→ EXERCISE OBJECTIVE
Your task is to reproduce the entries below word for word.

[Data entries]

---+---

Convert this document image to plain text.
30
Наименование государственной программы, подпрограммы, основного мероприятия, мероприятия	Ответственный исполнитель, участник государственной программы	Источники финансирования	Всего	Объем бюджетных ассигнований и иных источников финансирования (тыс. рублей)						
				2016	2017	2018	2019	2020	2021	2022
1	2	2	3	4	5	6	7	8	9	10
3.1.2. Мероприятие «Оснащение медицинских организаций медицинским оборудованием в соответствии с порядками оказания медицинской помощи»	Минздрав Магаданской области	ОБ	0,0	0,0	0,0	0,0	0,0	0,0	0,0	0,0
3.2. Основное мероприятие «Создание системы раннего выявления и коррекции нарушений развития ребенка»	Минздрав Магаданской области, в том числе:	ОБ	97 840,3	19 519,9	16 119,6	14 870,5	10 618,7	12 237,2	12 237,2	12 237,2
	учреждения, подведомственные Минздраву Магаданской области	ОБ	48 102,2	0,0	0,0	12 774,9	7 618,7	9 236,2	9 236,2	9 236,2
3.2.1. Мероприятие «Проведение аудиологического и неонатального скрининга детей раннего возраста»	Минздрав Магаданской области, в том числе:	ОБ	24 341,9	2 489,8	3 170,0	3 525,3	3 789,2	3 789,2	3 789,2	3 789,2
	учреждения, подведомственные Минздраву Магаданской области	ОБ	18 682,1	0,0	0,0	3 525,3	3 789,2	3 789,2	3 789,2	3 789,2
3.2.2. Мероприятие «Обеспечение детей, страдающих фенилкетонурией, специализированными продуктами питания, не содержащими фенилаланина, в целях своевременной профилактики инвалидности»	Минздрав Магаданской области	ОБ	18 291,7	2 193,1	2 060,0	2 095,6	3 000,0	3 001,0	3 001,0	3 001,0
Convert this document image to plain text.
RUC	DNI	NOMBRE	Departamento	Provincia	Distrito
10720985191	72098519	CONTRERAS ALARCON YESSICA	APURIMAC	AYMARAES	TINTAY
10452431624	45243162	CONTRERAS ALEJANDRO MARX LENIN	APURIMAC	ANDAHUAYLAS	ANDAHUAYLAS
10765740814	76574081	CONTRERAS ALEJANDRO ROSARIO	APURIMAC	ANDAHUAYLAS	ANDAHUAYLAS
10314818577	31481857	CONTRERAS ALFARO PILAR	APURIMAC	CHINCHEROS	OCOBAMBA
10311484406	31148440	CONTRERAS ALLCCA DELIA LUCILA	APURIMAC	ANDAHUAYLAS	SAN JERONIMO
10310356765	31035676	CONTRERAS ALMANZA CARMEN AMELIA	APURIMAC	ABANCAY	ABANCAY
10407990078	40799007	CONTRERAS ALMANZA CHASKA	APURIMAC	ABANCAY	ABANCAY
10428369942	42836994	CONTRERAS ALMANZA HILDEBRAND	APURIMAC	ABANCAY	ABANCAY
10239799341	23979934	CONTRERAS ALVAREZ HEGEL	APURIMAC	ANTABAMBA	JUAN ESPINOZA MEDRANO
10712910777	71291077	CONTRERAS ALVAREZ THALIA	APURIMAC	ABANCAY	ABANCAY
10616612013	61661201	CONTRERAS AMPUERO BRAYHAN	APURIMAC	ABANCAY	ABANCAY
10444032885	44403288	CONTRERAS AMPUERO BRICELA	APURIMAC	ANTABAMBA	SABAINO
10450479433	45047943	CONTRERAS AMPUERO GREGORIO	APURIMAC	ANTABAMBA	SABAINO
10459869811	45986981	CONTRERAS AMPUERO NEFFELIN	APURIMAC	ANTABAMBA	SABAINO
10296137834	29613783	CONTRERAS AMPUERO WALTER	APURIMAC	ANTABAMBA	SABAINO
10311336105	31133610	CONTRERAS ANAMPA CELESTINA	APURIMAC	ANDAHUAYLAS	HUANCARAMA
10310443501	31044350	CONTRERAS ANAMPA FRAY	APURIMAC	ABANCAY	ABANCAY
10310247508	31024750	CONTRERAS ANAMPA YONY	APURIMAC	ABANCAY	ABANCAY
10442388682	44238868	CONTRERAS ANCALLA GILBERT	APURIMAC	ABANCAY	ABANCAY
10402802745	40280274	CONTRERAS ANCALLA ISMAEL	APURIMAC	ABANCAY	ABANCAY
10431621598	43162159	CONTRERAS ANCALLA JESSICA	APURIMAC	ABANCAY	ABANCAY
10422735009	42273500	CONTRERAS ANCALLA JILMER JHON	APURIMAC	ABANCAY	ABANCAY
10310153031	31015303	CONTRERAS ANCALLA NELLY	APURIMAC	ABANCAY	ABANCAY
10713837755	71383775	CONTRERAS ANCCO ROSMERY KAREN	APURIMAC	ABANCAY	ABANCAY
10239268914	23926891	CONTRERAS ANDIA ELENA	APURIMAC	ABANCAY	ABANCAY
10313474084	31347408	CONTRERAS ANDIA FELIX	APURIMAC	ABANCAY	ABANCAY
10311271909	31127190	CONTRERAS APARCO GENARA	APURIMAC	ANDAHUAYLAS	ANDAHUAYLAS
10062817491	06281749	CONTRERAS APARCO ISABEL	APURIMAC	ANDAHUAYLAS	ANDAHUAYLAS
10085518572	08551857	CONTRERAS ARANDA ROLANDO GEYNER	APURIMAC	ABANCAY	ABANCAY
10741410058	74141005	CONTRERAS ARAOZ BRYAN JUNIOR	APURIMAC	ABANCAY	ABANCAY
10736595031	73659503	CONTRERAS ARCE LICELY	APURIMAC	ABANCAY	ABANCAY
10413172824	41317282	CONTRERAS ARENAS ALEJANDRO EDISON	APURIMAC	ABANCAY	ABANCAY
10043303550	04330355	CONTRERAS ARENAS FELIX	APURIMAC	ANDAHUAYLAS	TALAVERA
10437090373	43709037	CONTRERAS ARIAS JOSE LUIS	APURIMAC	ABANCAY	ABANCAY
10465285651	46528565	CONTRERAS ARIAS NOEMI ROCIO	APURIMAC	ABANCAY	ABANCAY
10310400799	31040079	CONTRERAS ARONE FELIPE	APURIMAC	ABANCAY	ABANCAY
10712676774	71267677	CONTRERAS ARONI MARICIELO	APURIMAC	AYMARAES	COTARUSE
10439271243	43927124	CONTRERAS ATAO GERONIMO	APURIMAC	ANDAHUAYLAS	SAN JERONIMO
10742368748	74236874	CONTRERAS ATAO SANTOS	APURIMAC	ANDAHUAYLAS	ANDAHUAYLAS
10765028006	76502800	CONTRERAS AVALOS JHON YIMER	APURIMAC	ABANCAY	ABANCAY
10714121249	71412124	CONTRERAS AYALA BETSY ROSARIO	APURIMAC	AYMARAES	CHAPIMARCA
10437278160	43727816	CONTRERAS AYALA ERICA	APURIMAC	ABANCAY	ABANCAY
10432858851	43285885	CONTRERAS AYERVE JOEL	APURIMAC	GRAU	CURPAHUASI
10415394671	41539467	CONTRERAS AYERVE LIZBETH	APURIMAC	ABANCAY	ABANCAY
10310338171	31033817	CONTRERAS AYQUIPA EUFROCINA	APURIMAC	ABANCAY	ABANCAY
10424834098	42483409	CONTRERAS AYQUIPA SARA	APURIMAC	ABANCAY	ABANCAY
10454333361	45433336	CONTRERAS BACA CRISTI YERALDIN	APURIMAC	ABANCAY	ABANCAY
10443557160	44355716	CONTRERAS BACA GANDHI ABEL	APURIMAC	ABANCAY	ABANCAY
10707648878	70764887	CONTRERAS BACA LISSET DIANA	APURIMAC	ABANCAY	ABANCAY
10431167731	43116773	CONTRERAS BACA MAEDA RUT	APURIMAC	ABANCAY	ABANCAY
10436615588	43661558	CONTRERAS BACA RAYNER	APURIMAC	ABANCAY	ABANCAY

---+---

→ WRITTEN ANSWER
Convert this document image to plain text.
30
Наименование государственной программы, подпрограммы, основного мероприятия, мероприятия	Ответственный исполнитель, участник государственной программы	Источники финансирования	Всего	Объем бюджетных ассигнований и иных источников финансирования (тыс. рублей)						
				2016	2017	2018	2019	2020	2021	2022
1	2	2	3	4	5	6	7	8	9	10
3.1.2. Мероприятие «Оснащение медицинских организаций медицинским оборудованием в соответствии с порядками оказания медицинской помощи»	Минздрав Магаданской области	ОБ	0,0	0,0	0,0	0,0	0,0	0,0	0,0	0,0
3.2. Основное мероприятие «Создание системы раннего выявления и коррекции нарушений развития ребенка»	Минздрав Магаданской области, в том числе:	ОБ	97 840,3	19 519,9	16 119,6	14 870,5	10 618,7	12 237,2	12 237,2	12 237,2
	учреждения, подведомственные Минздраву Магаданской области	ОБ	48 102,2	0,0	0,0	12 774,9	7 618,7	9 236,2	9 236,2	9 236,2
3.2.1. Мероприятие «Проведение аудиологического и неонатального скрининга детей раннего возраста»	Минздрав Магаданской области, в том числе:	ОБ	24 341,9	2 489,8	3 170,0	3 525,3	3 789,2	3 789,2	3 789,2	3 789,2
	учреждения, подведомственные Минздраву Магаданской области	ОБ	18 682,1	0,0	0,0	3 525,3	3 789,2	3 789,2	3 789,2	3 789,2
3.2.2. Мероприятие «Обеспечение детей, страдающих фенилкетонурией, специализированными продуктами питания, не содержащими фенилаланина, в целях своевременной профилактики инвалидности»	Минздрав Магаданской области	ОБ	18 291,7	2 193,1	2 060,0	2 095,6	3 000,0	3 001,0	3 001,0	3 001,0
Convert this document image to plain text.
RUC	DNI	NOMBRE	Departamento	Provincia	Distrito
10720985191	72098519	CONTRERAS ALARCON YESSICA	APURIMAC	AYMARAES	TINTAY
10452431624	45243162	CONTRERAS ALEJANDRO MARX LENIN	APURIMAC	ANDAHUAYLAS	ANDAHUAYLAS
10765740814	76574081	CONTRERAS ALEJANDRO ROSARIO	APURIMAC	ANDAHUAYLAS	ANDAHUAYLAS
10314818577	31481857	CONTRERAS ALFARO PILAR	APURIMAC	CHINCHEROS	OCOBAMBA
10311484406	31148440	CONTRERAS ALLCCA DELIA LUCILA	APURIMAC	ANDAHUAYLAS	SAN JERONIMO
10310356765	31035676	CONTRERAS ALMANZA CARMEN AMELIA	APURIMAC	ABANCAY	ABANCAY
10407990078	40799007	CONTRERAS ALMANZA CHASKA	APURIMAC	ABANCAY	ABANCAY
10428369942	42836994	CONTRERAS ALMANZA HILDEBRAND	APURIMAC	ABANCAY	ABANCAY
10239799341	23979934	CONTRERAS ALVAREZ HEGEL	APURIMAC	ANTABAMBA	JUAN ESPINOZA MEDRANO
10712910777	71291077	CONTRERAS ALVAREZ THALIA	APURIMAC	ABANCAY	ABANCAY
10616612013	61661201	CONTRERAS AMPUERO BRAYHAN	APURIMAC	ABANCAY	ABANCAY
10444032885	44403288	CONTRERAS AMPUERO BRICELA	APURIMAC	ANTABAMBA	SABAINO
10450479433	45047943	CONTRERAS AMPUERO GREGORIO	APURIMAC	ANTABAMBA	SABAINO
10459869811	45986981	CONTRERAS AMPUERO NEFFELIN	APURIMAC	ANTABAMBA	SABAINO
10296137834	29613783	CONTRERAS AMPUERO WALTER	APURIMAC	ANTABAMBA	SABAINO
10311336105	31133610	CONTRERAS ANAMPA CELESTINA	APURIMAC	ANDAHUAYLAS	HUANCARAMA
10310443501	31044350	CONTRERAS ANAMPA FRAY	APURIMAC	ABANCAY	ABANCAY
10310247508	31024750	CONTRERAS ANAMPA YONY	APURIMAC	ABANCAY	ABANCAY
10442388682	44238868	CONTRERAS ANCALLA GILBERT	APURIMAC	ABANCAY	ABANCAY
10402802745	40280274	CONTRERAS ANCALLA ISMAEL	APURIMAC	ABANCAY	ABANCAY
10431621598	43162159	CONTRERAS ANCALLA JESSICA	APURIMAC	ABANCAY	ABANCAY
10422735009	42273500	CONTRERAS ANCALLA JILMER JHON	APURIMAC	ABANCAY	ABANCAY
10310153031	31015303	CONTRERAS ANCALLA NELLY	APURIMAC	ABANCAY	ABANCAY
10713837755	71383775	CONTRERAS ANCCO ROSMERY KAREN	APURIMAC	ABANCAY	ABANCAY
10239268914	23926891	CONTRERAS ANDIA ELENA	APURIMAC	ABANCAY	ABANCAY
10313474084	31347408	CONTRERAS ANDIA FELIX	APURIMAC	ABANCAY	ABANCAY
10311271909	31127190	CONTRERAS APARCO GENARA	APURIMAC	ANDAHUAYLAS	ANDAHUAYLAS
10062817491	06281749	CONTRERAS APARCO ISABEL	APURIMAC	ANDAHUAYLAS	ANDAHUAYLAS
10085518572	08551857	CONTRERAS ARANDA ROLANDO GEYNER	APURIMAC	ABANCAY	ABANCAY
10741410058	74141005	CONTRERAS ARAOZ BRYAN JUNIOR	APURIMAC	ABANCAY	ABANCAY
10736595031	73659503	CONTRERAS ARCE LICELY	APURIMAC	ABANCAY	ABANCAY
10413172824	41317282	CONTRERAS ARENAS ALEJANDRO EDISON	APURIMAC	ABANCAY	ABANCAY
10043303550	04330355	CONTRERAS ARENAS FELIX	APURIMAC	ANDAHUAYLAS	TALAVERA
10437090373	43709037	CONTRERAS ARIAS JOSE LUIS	APURIMAC	ABANCAY	ABANCAY
10465285651	46528565	CONTRERAS ARIAS NOEMI ROCIO	APURIMAC	ABANCAY	ABANCAY
10310400799	31040079	CONTRERAS ARONE FELIPE	APURIMAC	ABANCAY	ABANCAY
10712676774	71267677	CONTRERAS ARONI MARICIELO	APURIMAC	AYMARAES	COTARUSE
10439271243	43927124	CONTRERAS ATAO GERONIMO	APURIMAC	ANDAHUAYLAS	SAN JERONIMO
10742368748	74236874	CONTRERAS ATAO SANTOS	APURIMAC	ANDAHUAYLAS	ANDAHUAYLAS
10765028006	76502800	CONTRERAS AVALOS JHON YIMER	APURIMAC	ABANCAY	ABANCAY
10714121249	71412124	CONTRERAS AYALA BETSY ROSARIO	APURIMAC	AYMARAES	CHAPIMARCA
10437278160	43727816	CONTRERAS AYALA ERICA	APURIMAC	ABANCAY	ABANCAY
10432858851	43285885	CONTRERAS AYERVE JOEL	APURIMAC	GRAU	CURPAHUASI
10415394671	41539467	CONTRERAS AYERVE LIZBETH	APURIMAC	ABANCAY	ABANCAY
10310338171	31033817	CONTRERAS AYQUIPA EUFROCINA	APURIMAC	ABANCAY	ABANCAY
10424834098	42483409	CONTRERAS AYQUIPA SARA	APURIMAC	ABANCAY	ABANCAY
10454333361	45433336	CONTRERAS BACA CRISTI YERALDIN	APURIMAC	ABANCAY	ABANCAY
10443557160	44355716	CONTRERAS BACA GANDHI ABEL	APURIMAC	ABANCAY	ABANCAY
10707648878	70764887	CONTRERAS BACA LISSET DIANA	APURIMAC	ABANCAY	ABANCAY
10431167731	43116773	CONTRERAS BACA MAEDA RUT	APURIMAC	ABANCAY	ABANCAY
10436615588	43661558	CONTRERAS BACA RAYNER	APURIMAC	ABANCAY	ABANCAY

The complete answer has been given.